§ **WHAT IS REQUIRED**
Reproduce all of the data below without alteration; exclude every picture.

[Stored records]
━━━━━━━━━━━━━━━━━━━━━━━━━━━━━━
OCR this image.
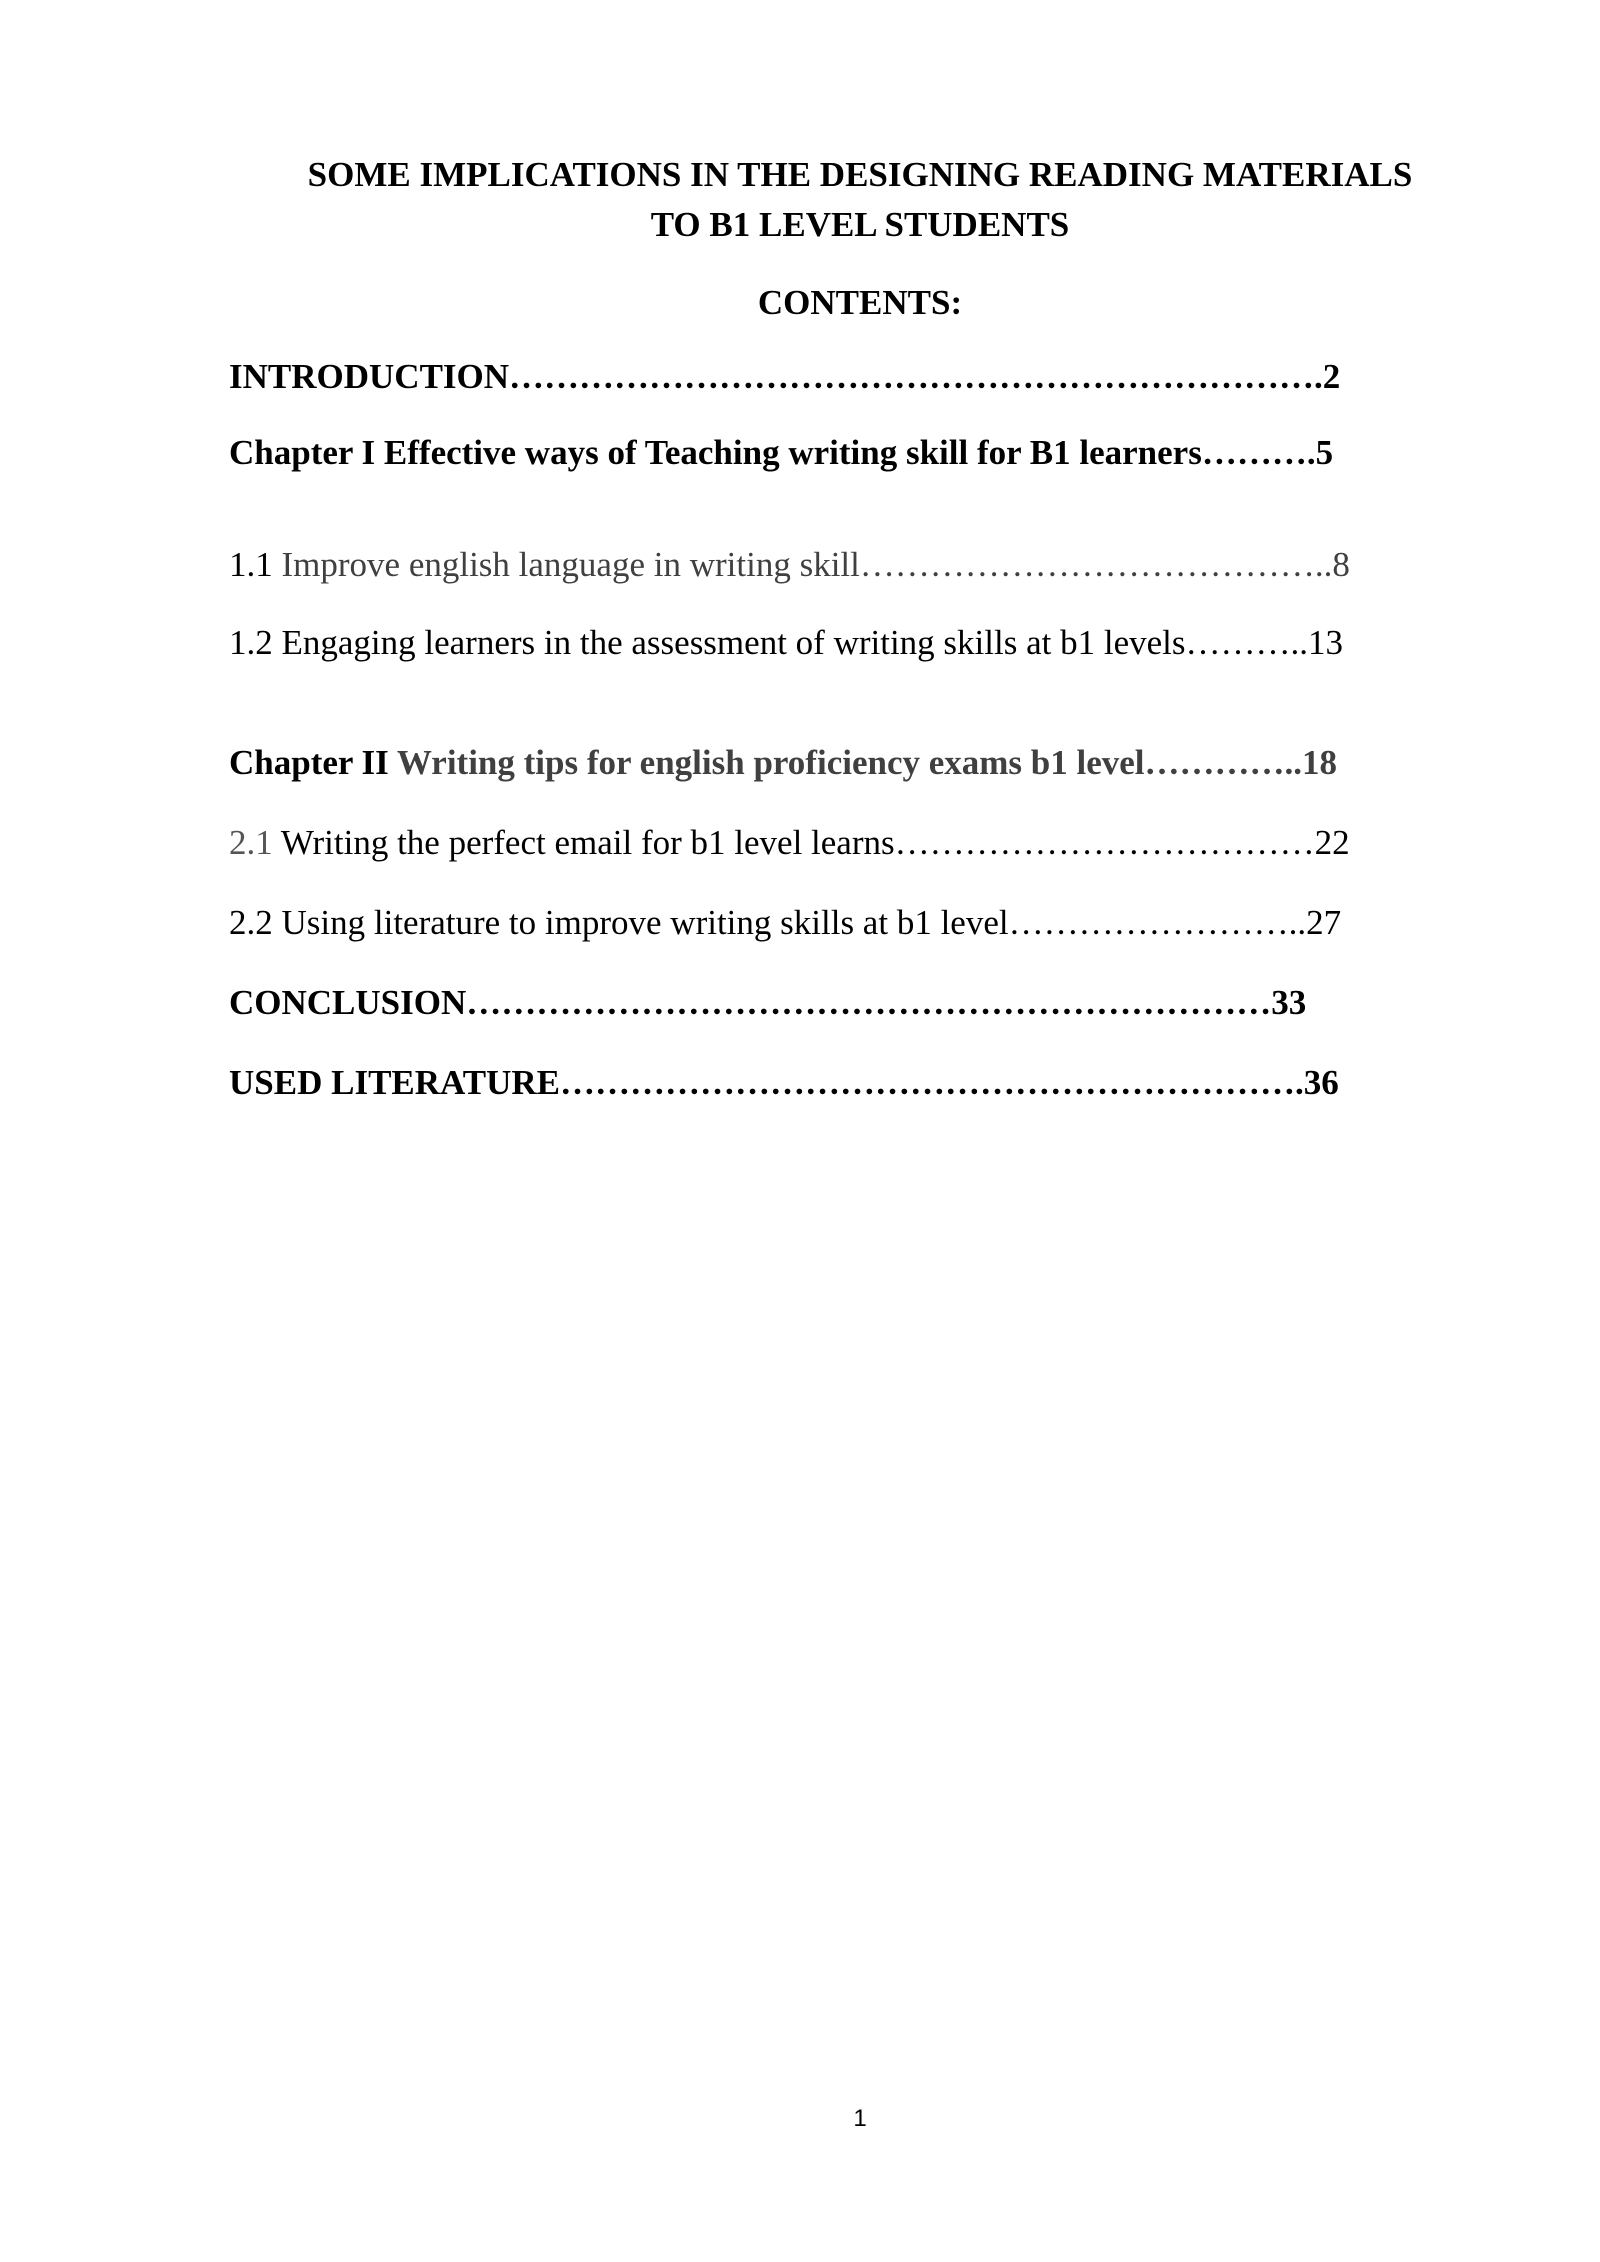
SOME IMPLICATIONS IN THE DESIGNING READING MATERIALS
TO B1 LEVEL STUDENTS
CONTENTS:
INTRODUCTION…………………………………………………………….2
Chapter I Effective ways of Teaching writing skill for B1 learners……….5
1.1 Improve english language in writing skill…………………………………..8
1.2 Engaging learners in the assessment of writing skills at b1 levels………..13
Chapter II Writing tips for english proficiency exams b1 level…………..18
2.1 Writing the perfect email for b1 level learns………………………………22
2.2 Using literature to improve writing skills at b1 level……………………..27
CONCLUSION……………………………………………………………33
USED LITERATURE……………………………………………………….36
1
━━━━━━━━━━━━━━━━━━━━━━━━━━━━━━
§ **TASK SOLUTION**
OCR this image.
SOME IMPLICATIONS IN THE DESIGNING READING MATERIALS
TO B1 LEVEL STUDENTS
CONTENTS:
INTRODUCTION…………………………………………………………….2
Chapter I Effective ways of Teaching writing skill for B1 learners……….5
1.1 Improve english language in writing skill…………………………………..8
1.2 Engaging learners in the assessment of writing skills at b1 levels………..13
Chapter II Writing tips for english proficiency exams b1 level…………..18
2.1 Writing the perfect email for b1 level learns………………………………22
2.2 Using literature to improve writing skills at b1 level……………………..27
CONCLUSION……………………………………………………………33
USED LITERATURE……………………………………………………….36
1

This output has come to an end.